**THE REQUEST**
Return all lines where the word "appear" can be found.

**DATA FOR PROCESSING**

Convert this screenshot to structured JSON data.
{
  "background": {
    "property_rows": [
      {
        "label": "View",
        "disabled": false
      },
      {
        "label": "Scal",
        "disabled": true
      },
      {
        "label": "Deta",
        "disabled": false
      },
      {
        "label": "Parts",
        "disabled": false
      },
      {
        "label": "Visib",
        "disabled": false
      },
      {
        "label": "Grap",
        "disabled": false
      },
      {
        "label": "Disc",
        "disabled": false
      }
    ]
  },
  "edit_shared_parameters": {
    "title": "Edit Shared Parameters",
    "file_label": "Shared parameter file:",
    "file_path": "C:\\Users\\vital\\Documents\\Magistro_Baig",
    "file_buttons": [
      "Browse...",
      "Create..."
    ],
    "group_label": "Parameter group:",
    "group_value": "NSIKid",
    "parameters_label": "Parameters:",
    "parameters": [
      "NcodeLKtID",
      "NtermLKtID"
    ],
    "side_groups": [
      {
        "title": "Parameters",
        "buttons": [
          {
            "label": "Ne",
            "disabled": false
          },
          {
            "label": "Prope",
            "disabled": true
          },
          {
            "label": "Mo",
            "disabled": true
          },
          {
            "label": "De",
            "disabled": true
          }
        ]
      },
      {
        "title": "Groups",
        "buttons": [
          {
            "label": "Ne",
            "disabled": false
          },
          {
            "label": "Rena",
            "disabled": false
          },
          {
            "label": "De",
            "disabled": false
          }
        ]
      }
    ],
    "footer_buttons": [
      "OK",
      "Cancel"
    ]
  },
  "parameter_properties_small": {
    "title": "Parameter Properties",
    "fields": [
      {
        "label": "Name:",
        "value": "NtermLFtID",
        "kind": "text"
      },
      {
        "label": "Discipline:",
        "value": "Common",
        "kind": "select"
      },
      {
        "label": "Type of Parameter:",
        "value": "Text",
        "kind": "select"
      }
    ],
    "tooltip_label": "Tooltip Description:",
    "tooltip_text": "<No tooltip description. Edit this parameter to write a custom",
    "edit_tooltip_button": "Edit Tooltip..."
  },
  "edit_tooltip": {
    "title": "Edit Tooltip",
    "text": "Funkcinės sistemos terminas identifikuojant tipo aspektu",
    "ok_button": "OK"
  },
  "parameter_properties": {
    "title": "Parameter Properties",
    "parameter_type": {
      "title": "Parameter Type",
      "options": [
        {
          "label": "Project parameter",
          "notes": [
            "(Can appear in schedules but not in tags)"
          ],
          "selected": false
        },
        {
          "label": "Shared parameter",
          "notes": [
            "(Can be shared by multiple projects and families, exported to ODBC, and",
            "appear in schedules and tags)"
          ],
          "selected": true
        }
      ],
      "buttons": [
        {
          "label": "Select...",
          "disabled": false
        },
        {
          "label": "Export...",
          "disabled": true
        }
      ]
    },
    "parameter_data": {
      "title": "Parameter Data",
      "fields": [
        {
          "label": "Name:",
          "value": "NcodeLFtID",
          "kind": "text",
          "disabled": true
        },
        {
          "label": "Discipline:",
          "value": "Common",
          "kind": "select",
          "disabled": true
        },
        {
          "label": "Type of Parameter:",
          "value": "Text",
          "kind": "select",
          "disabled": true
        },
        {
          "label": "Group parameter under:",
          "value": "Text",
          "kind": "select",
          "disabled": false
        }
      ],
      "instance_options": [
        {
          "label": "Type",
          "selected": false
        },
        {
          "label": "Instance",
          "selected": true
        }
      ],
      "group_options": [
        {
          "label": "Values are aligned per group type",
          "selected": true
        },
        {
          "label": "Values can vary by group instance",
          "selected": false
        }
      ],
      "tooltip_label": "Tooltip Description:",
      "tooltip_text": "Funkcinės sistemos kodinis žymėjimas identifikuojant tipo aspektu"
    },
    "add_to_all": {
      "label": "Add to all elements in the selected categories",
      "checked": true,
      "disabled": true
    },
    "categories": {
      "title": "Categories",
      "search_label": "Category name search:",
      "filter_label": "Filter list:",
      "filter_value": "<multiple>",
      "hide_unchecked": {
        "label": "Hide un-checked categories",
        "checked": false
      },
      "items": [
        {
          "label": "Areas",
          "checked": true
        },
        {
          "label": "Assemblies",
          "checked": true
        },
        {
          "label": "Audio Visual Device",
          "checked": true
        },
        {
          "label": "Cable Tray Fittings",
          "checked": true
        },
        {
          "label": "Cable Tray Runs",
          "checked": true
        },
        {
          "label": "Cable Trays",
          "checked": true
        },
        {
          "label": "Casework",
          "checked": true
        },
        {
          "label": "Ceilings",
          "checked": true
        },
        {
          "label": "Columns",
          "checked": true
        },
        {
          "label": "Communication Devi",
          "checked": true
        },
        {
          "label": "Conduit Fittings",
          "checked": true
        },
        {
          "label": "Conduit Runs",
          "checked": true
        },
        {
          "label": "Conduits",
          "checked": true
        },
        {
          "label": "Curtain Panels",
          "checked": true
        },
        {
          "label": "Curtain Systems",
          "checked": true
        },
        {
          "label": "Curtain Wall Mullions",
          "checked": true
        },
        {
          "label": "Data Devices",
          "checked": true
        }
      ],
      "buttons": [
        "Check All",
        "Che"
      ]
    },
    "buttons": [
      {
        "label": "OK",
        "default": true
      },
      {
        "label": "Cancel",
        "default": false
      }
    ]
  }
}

**THE SOLUTION**
            "(Can appear in schedules but not in tags)"
            "appear in schedules and tags)"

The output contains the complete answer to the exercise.